**TASK DETAILS:** Show all lines from the data that include the word "color".

**RAW DATA:**

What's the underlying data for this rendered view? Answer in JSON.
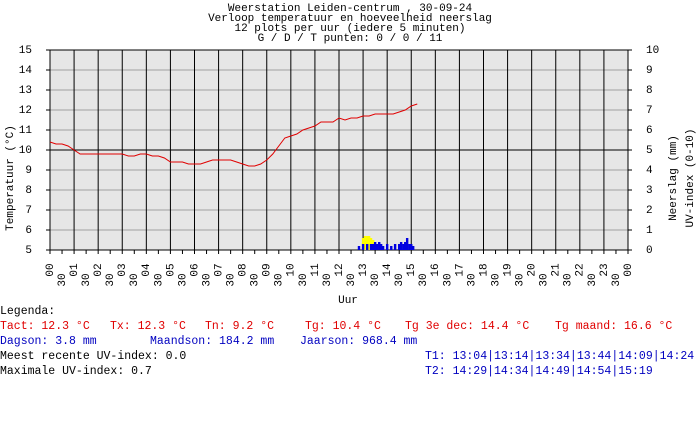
{
  "chart_data": {
    "type": "line",
    "title_lines": [
      "Weerstation Leiden-centrum , 30-09-24",
      "Verloop temperatuur en hoeveelheid neerslag",
      "12 plots per uur (iedere 5 minuten)",
      "G / D / T punten: 0 / 0 / 11"
    ],
    "x_label": "Uur",
    "y_label": "Temperatuur (°C)",
    "y2_labels": [
      "Neerslag (mm)",
      "UV-index (0-10)"
    ],
    "xlim": [
      0,
      24
    ],
    "xticks": [
      {
        "value": 0,
        "label": "00"
      },
      {
        "value": 0.5,
        "label": "30"
      },
      {
        "value": 1,
        "label": "01"
      },
      {
        "value": 1.5,
        "label": "30"
      },
      {
        "value": 2,
        "label": "02"
      },
      {
        "value": 2.5,
        "label": "30"
      },
      {
        "value": 3,
        "label": "03"
      },
      {
        "value": 3.5,
        "label": "30"
      },
      {
        "value": 4,
        "label": "04"
      },
      {
        "value": 4.5,
        "label": "30"
      },
      {
        "value": 5,
        "label": "05"
      },
      {
        "value": 5.5,
        "label": "30"
      },
      {
        "value": 6,
        "label": "06"
      },
      {
        "value": 6.5,
        "label": "30"
      },
      {
        "value": 7,
        "label": "07"
      },
      {
        "value": 7.5,
        "label": "30"
      },
      {
        "value": 8,
        "label": "08"
      },
      {
        "value": 8.5,
        "label": "30"
      },
      {
        "value": 9,
        "label": "09"
      },
      {
        "value": 9.5,
        "label": "30"
      },
      {
        "value": 10,
        "label": "10"
      },
      {
        "value": 10.5,
        "label": "30"
      },
      {
        "value": 11,
        "label": "11"
      },
      {
        "value": 11.5,
        "label": "30"
      },
      {
        "value": 12,
        "label": "12"
      },
      {
        "value": 12.5,
        "label": "30"
      },
      {
        "value": 13,
        "label": "13"
      },
      {
        "value": 13.5,
        "label": "30"
      },
      {
        "value": 14,
        "label": "14"
      },
      {
        "value": 14.5,
        "label": "30"
      },
      {
        "value": 15,
        "label": "15"
      },
      {
        "value": 15.5,
        "label": "30"
      },
      {
        "value": 16,
        "label": "16"
      },
      {
        "value": 16.5,
        "label": "30"
      },
      {
        "value": 17,
        "label": "17"
      },
      {
        "value": 17.5,
        "label": "30"
      },
      {
        "value": 18,
        "label": "18"
      },
      {
        "value": 18.5,
        "label": "30"
      },
      {
        "value": 19,
        "label": "19"
      },
      {
        "value": 19.5,
        "label": "30"
      },
      {
        "value": 20,
        "label": "20"
      },
      {
        "value": 20.5,
        "label": "30"
      },
      {
        "value": 21,
        "label": "21"
      },
      {
        "value": 21.5,
        "label": "30"
      },
      {
        "value": 22,
        "label": "22"
      },
      {
        "value": 22.5,
        "label": "30"
      },
      {
        "value": 23,
        "label": "23"
      },
      {
        "value": 23.5,
        "label": "30"
      },
      {
        "value": 24,
        "label": "00"
      }
    ],
    "ylim": [
      5,
      15
    ],
    "yticks": [
      5,
      6,
      7,
      8,
      9,
      10,
      11,
      12,
      13,
      14,
      15
    ],
    "y2lim": [
      0,
      10
    ],
    "y2ticks": [
      0,
      1,
      2,
      3,
      4,
      5,
      6,
      7,
      8,
      9,
      10
    ],
    "grid": true,
    "series": [
      {
        "type": "line",
        "color": "#e00000",
        "x": [
          0,
          0.25,
          0.5,
          0.75,
          1,
          1.25,
          1.5,
          1.75,
          2,
          2.25,
          2.5,
          2.75,
          3,
          3.25,
          3.5,
          3.75,
          4,
          4.25,
          4.5,
          4.75,
          5,
          5.25,
          5.5,
          5.75,
          6,
          6.25,
          6.5,
          6.75,
          7,
          7.25,
          7.5,
          7.75,
          8,
          8.25,
          8.5,
          8.75,
          9,
          9.25,
          9.5,
          9.75,
          10,
          10.25,
          10.5,
          10.75,
          11,
          11.25,
          11.5,
          11.75,
          12,
          12.25,
          12.5,
          12.75,
          13,
          13.25,
          13.5,
          13.75,
          14,
          14.25,
          14.5,
          14.75,
          15,
          15.25
        ],
        "values": [
          10.4,
          10.3,
          10.3,
          10.2,
          10.0,
          9.8,
          9.8,
          9.8,
          9.8,
          9.8,
          9.8,
          9.8,
          9.8,
          9.7,
          9.7,
          9.8,
          9.8,
          9.7,
          9.7,
          9.6,
          9.4,
          9.4,
          9.4,
          9.3,
          9.3,
          9.3,
          9.4,
          9.5,
          9.5,
          9.5,
          9.5,
          9.4,
          9.3,
          9.2,
          9.2,
          9.3,
          9.5,
          9.8,
          10.2,
          10.6,
          10.7,
          10.8,
          11.0,
          11.1,
          11.2,
          11.4,
          11.4,
          11.4,
          11.6,
          11.5,
          11.6,
          11.6,
          11.7,
          11.7,
          11.8,
          11.8,
          11.8,
          11.8,
          11.9,
          12.0,
          12.2,
          12.3
        ]
      },
      {
        "type": "bar",
        "axis": "y2",
        "color": "#0000e0",
        "x": [
          12.83,
          13.0,
          13.17,
          13.33,
          13.42,
          13.5,
          13.58,
          13.67,
          13.75,
          13.83,
          14.0,
          14.17,
          14.33,
          14.5,
          14.58,
          14.67,
          14.75,
          14.83,
          14.92,
          15.0,
          15.08
        ],
        "values": [
          0.2,
          0.3,
          0.3,
          0.3,
          0.3,
          0.4,
          0.3,
          0.4,
          0.3,
          0.2,
          0.3,
          0.2,
          0.3,
          0.3,
          0.4,
          0.3,
          0.4,
          0.6,
          0.3,
          0.3,
          0.2
        ]
      },
      {
        "type": "bar",
        "axis": "y2",
        "color": "#ffff00",
        "x": [
          13.0,
          13.08,
          13.17,
          13.25,
          13.33,
          13.42
        ],
        "values": [
          0.6,
          0.7,
          0.7,
          0.7,
          0.6,
          0.5
        ]
      }
    ]
  },
  "legend": {
    "heading": "Legenda:",
    "rows": [
      [
        "Tact: 12.3 °C",
        "Tx: 12.3 °C",
        "Tn: 9.2 °C",
        "Tg: 10.4 °C",
        "Tg 3e dec: 14.4 °C",
        "Tg maand: 16.6 °C"
      ],
      [
        "Dagson: 3.8 mm",
        "Maandson: 184.2 mm",
        "Jaarson: 968.4 mm"
      ],
      [
        "Meest recente UV-index: 0.0",
        "T1: 13:04|13:14|13:34|13:44|14:09|14:24"
      ],
      [
        "Maximale UV-index: 0.7",
        "T2: 14:29|14:34|14:49|14:54|15:19"
      ]
    ]
  }
}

**ANSWER TO THIS PROBLEM:**
        "color": "#e00000",
        "color": "#0000e0",
        "color": "#ffff00",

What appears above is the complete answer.